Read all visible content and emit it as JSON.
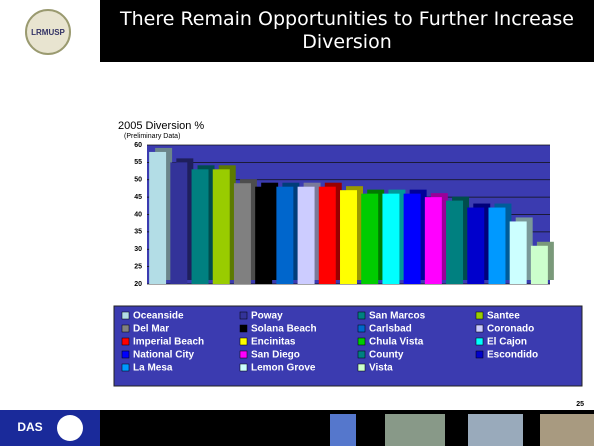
{
  "slide": {
    "logo": "LRMUSP",
    "footer_logo": "DAS",
    "page_number": "25"
  },
  "chart_data": {
    "type": "bar",
    "slide_title": "There Remain Opportunities to Further Increase Diversion",
    "title": "2005 Diversion %",
    "subtitle": "(Preliminary Data)",
    "categories": [
      "Oceanside",
      "Poway",
      "San Marcos",
      "Santee",
      "Del Mar",
      "Solana Beach",
      "Carlsbad",
      "Coronado",
      "Imperial Beach",
      "Encinitas",
      "Chula Vista",
      "El Cajon",
      "National City",
      "San Diego",
      "County",
      "Escondido",
      "La Mesa",
      "Lemon Grove",
      "Vista"
    ],
    "values": [
      58,
      55,
      53,
      53,
      49,
      48,
      48,
      48,
      48,
      47,
      46,
      46,
      46,
      45,
      44,
      42,
      42,
      38,
      31
    ],
    "colors": [
      "#b3dde6",
      "#333399",
      "#008080",
      "#99cc00",
      "#808080",
      "#000000",
      "#0066cc",
      "#ccccff",
      "#ff0000",
      "#ffff00",
      "#00cc00",
      "#00ffff",
      "#0000ff",
      "#ff00ff",
      "#008080",
      "#0000cc",
      "#0099ff",
      "#ccffff",
      "#ccffcc"
    ],
    "ylim": [
      20,
      60
    ],
    "yticks": [
      20,
      25,
      30,
      35,
      40,
      45,
      50,
      55,
      60
    ],
    "grid": true
  }
}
::::::::
### Given task
Give an exact reproduction of every line, leaving out any picture.

### Right answer
Read all visible content and emit it as JSON.
{
  "slide": {
    "logo": "LRMUSP",
    "footer_logo": "DAS",
    "page_number": "25"
  },
  "chart_data": {
    "type": "bar",
    "slide_title": "There Remain Opportunities to Further Increase Diversion",
    "title": "2005 Diversion %",
    "subtitle": "(Preliminary Data)",
    "categories": [
      "Oceanside",
      "Poway",
      "San Marcos",
      "Santee",
      "Del Mar",
      "Solana Beach",
      "Carlsbad",
      "Coronado",
      "Imperial Beach",
      "Encinitas",
      "Chula Vista",
      "El Cajon",
      "National City",
      "San Diego",
      "County",
      "Escondido",
      "La Mesa",
      "Lemon Grove",
      "Vista"
    ],
    "values": [
      58,
      55,
      53,
      53,
      49,
      48,
      48,
      48,
      48,
      47,
      46,
      46,
      46,
      45,
      44,
      42,
      42,
      38,
      31
    ],
    "colors": [
      "#b3dde6",
      "#333399",
      "#008080",
      "#99cc00",
      "#808080",
      "#000000",
      "#0066cc",
      "#ccccff",
      "#ff0000",
      "#ffff00",
      "#00cc00",
      "#00ffff",
      "#0000ff",
      "#ff00ff",
      "#008080",
      "#0000cc",
      "#0099ff",
      "#ccffff",
      "#ccffcc"
    ],
    "ylim": [
      20,
      60
    ],
    "yticks": [
      20,
      25,
      30,
      35,
      40,
      45,
      50,
      55,
      60
    ],
    "grid": true
  }
}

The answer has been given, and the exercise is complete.